[Records from a collection]

· · · ·

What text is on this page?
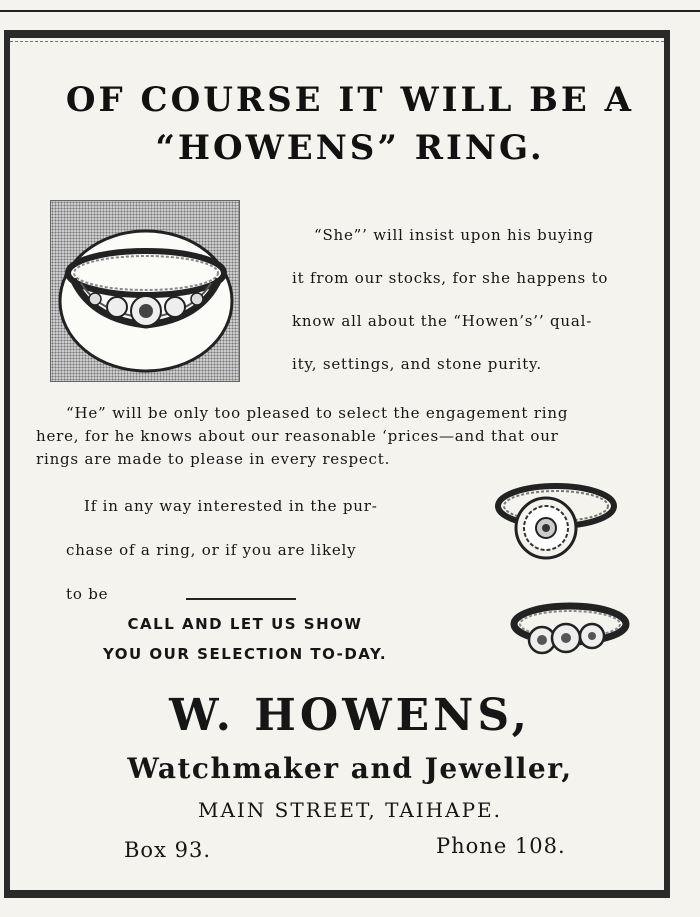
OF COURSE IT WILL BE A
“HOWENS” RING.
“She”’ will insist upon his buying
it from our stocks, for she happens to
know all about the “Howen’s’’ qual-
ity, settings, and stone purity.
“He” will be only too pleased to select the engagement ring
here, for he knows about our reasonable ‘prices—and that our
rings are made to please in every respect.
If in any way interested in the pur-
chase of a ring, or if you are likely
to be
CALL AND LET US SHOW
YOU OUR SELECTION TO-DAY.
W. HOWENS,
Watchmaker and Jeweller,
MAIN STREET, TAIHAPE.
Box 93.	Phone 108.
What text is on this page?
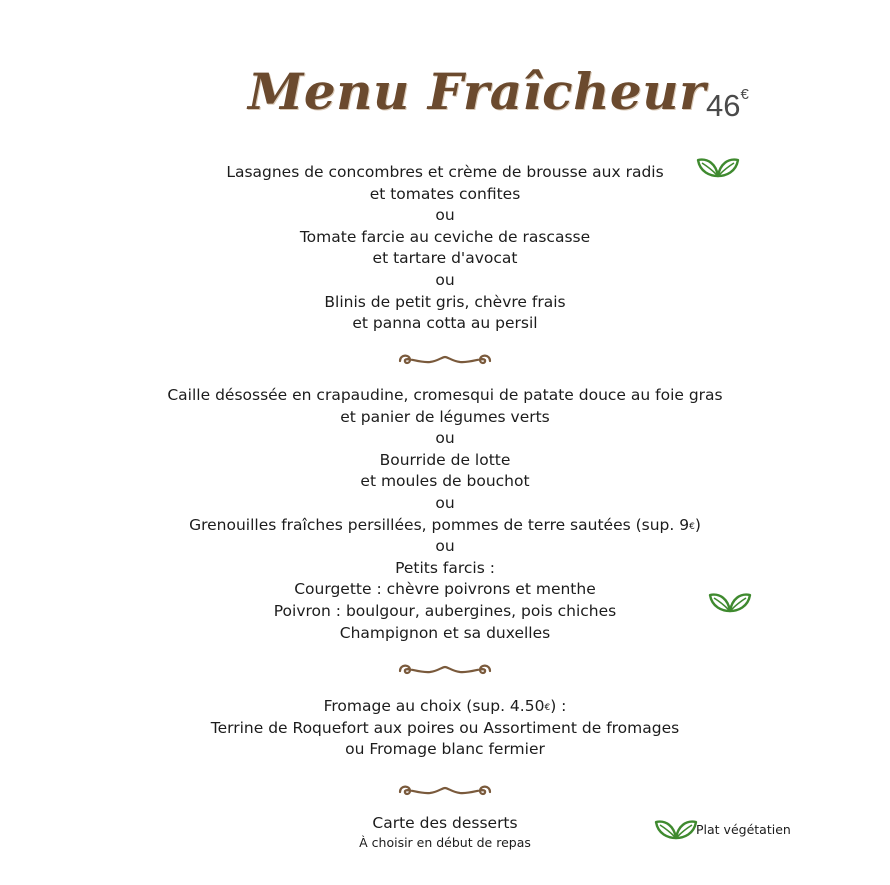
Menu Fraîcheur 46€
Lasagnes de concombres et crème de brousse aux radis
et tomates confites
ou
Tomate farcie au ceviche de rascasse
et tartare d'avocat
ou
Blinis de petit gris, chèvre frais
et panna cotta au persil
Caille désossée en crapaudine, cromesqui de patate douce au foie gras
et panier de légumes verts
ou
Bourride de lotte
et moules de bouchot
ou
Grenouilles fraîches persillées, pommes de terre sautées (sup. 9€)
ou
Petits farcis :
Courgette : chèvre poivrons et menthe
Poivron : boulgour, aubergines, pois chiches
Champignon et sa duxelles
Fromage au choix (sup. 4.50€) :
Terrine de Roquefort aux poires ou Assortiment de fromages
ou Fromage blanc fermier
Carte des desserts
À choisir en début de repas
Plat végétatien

· · · ·

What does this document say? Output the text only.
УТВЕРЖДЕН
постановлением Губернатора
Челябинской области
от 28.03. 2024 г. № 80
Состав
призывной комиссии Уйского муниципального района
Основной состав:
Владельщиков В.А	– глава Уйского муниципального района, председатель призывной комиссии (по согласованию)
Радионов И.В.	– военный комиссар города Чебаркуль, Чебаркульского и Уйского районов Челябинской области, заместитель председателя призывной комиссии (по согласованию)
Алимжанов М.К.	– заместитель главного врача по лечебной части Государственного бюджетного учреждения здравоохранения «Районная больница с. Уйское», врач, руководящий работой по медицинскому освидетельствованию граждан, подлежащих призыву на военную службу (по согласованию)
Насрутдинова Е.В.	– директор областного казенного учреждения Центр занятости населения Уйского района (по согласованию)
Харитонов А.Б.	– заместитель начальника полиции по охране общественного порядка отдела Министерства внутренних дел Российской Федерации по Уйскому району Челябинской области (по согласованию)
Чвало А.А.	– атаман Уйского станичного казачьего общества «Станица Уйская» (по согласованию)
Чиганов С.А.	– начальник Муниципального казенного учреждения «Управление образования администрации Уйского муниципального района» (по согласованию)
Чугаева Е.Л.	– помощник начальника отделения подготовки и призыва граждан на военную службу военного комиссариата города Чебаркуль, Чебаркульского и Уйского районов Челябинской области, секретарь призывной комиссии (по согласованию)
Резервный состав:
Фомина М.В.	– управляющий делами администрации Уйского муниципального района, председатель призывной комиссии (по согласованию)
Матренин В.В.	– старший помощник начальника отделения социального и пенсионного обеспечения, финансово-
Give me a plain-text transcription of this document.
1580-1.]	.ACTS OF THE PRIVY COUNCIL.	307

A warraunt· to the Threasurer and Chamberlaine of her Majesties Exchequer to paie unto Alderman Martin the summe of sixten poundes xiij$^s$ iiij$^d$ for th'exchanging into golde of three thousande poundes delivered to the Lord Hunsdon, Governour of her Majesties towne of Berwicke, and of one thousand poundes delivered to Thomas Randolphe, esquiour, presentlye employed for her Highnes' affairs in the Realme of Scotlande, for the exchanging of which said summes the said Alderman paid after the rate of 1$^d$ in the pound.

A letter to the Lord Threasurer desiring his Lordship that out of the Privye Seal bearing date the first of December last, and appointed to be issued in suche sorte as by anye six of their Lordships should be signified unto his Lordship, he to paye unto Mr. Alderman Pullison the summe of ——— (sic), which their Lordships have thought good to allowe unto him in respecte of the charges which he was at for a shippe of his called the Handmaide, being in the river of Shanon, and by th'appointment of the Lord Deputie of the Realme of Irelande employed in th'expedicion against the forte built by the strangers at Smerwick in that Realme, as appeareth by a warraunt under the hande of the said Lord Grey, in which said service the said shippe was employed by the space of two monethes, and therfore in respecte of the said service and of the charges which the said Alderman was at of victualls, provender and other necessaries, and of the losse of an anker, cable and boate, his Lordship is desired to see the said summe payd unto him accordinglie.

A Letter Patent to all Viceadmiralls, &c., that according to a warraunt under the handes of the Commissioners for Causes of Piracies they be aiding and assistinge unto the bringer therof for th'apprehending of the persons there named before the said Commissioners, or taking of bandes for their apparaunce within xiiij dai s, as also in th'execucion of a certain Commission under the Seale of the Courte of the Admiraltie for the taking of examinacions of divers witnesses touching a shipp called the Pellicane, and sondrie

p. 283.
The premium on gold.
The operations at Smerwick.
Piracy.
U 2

· · · ·

Copy out every line of the listing that includes the string "области".

Челябинской области
Радионов И.В.	– военный комиссар города Чебаркуль, Чебаркульского и Уйского районов Челябинской области, заместитель председателя призывной комиссии (по согласованию)
Харитонов А.Б.	– заместитель начальника полиции по охране общественного порядка отдела Министерства внутренних дел Российской Федерации по Уйскому району Челябинской области (по согласованию)
Чугаева Е.Л.	– помощник начальника отделения подготовки и призыва граждан на военную службу военного комиссариата города Чебаркуль, Чебаркульского и Уйского районов Челябинской области, секретарь призывной комиссии (по согласованию)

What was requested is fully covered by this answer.